• **INSTRUCTION**:
Give the material again in full, matching it exactly.

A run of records
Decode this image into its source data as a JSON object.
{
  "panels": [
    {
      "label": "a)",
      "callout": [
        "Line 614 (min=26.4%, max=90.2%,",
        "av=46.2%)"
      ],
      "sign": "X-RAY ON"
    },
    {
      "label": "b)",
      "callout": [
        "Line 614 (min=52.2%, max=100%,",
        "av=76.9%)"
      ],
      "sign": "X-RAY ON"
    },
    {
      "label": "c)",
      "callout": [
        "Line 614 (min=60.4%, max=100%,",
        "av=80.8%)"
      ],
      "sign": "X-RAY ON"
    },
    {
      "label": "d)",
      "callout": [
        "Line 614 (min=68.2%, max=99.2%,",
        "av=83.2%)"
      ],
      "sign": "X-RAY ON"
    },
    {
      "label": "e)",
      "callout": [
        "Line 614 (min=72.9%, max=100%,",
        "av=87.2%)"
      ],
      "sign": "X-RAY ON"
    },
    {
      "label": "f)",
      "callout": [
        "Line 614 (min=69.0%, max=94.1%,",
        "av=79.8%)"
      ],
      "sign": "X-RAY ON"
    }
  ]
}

• **RESPONSE TO THIS TASK**:
Decode this image into its source data as a JSON object.
{
  "panels": [
    {
      "label": "a)",
      "callout": [
        "Line 614 (min=26.4%, max=90.2%,",
        "av=46.2%)"
      ],
      "sign": "X-RAY ON"
    },
    {
      "label": "b)",
      "callout": [
        "Line 614 (min=52.2%, max=100%,",
        "av=76.9%)"
      ],
      "sign": "X-RAY ON"
    },
    {
      "label": "c)",
      "callout": [
        "Line 614 (min=60.4%, max=100%,",
        "av=80.8%)"
      ],
      "sign": "X-RAY ON"
    },
    {
      "label": "d)",
      "callout": [
        "Line 614 (min=68.2%, max=99.2%,",
        "av=83.2%)"
      ],
      "sign": "X-RAY ON"
    },
    {
      "label": "e)",
      "callout": [
        "Line 614 (min=72.9%, max=100%,",
        "av=87.2%)"
      ],
      "sign": "X-RAY ON"
    },
    {
      "label": "f)",
      "callout": [
        "Line 614 (min=69.0%, max=94.1%,",
        "av=79.8%)"
      ],
      "sign": "X-RAY ON"
    }
  ]
}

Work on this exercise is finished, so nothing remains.